In the records below, find each line containing the word "Pilih" and copy it.

Start Given information

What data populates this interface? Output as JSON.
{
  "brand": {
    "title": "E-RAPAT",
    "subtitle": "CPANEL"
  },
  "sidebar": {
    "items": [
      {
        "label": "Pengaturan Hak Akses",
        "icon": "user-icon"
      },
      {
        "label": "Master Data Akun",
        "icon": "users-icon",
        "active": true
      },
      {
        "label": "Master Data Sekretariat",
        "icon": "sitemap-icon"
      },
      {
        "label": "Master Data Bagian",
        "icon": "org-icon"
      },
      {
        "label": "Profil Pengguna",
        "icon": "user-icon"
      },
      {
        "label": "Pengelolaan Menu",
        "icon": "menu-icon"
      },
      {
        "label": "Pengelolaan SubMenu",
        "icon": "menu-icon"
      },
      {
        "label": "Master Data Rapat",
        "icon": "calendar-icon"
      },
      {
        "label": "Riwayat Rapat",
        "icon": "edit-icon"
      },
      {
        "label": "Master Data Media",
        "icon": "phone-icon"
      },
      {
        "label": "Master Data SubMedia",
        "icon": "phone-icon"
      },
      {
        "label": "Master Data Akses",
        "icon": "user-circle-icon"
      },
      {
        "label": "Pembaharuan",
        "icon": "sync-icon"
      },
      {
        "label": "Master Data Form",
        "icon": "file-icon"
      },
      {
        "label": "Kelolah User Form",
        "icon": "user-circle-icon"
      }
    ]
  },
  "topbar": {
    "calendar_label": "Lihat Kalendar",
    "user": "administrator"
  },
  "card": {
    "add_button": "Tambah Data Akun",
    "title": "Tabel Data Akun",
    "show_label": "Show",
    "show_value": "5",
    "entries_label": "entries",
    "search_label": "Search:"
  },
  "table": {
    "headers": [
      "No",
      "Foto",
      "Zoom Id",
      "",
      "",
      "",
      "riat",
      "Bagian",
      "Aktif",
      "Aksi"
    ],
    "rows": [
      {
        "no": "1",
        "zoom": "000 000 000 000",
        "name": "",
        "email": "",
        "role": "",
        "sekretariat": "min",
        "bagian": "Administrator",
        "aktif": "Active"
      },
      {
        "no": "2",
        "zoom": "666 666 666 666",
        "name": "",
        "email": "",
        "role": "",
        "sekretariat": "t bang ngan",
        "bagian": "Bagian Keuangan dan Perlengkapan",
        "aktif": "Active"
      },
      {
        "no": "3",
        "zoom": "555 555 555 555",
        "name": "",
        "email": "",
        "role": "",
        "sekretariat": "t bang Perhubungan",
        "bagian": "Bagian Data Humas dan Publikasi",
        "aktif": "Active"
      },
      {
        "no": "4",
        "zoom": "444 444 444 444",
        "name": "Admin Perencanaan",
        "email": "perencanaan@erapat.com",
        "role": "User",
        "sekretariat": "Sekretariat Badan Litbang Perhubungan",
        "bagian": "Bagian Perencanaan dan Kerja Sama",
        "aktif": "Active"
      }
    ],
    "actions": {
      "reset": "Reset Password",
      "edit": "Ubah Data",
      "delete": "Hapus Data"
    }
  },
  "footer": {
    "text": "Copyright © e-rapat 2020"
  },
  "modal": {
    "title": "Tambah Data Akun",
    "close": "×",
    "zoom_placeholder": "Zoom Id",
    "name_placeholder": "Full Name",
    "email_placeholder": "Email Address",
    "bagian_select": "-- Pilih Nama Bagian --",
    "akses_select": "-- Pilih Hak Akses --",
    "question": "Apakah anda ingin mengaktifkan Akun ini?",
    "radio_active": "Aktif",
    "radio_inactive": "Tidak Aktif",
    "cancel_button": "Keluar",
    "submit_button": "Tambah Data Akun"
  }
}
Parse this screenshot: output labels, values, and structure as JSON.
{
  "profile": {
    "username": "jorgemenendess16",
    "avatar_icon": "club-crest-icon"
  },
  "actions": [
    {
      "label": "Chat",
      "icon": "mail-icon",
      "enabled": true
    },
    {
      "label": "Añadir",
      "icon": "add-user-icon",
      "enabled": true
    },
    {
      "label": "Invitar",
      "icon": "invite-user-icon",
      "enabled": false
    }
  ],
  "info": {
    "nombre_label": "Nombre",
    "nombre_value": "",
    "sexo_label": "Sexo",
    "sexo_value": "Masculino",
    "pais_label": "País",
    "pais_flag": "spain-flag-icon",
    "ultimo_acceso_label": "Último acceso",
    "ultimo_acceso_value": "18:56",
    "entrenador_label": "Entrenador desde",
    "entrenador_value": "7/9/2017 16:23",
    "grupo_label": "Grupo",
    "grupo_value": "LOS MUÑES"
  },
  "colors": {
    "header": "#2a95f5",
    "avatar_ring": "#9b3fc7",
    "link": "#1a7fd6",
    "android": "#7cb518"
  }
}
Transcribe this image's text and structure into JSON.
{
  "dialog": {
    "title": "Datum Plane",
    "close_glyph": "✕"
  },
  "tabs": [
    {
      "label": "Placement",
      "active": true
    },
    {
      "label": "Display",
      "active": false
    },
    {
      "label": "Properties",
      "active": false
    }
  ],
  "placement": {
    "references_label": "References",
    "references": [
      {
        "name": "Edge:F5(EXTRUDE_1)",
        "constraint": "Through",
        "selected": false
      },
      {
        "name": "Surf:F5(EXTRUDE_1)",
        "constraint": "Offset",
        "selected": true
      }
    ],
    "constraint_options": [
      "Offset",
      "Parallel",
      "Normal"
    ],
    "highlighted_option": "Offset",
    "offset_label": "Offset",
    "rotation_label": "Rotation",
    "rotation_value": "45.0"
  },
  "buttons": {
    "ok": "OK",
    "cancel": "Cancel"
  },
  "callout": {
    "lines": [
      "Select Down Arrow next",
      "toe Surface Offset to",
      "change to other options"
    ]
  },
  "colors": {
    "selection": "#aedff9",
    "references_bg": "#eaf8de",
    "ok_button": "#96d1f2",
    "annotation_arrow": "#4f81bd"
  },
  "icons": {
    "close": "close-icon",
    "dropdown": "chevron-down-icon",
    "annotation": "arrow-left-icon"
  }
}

End Given information

# Task response
    "bagian_select": "-- Pilih Nama Bagian --",
    "akses_select": "-- Pilih Hak Akses --",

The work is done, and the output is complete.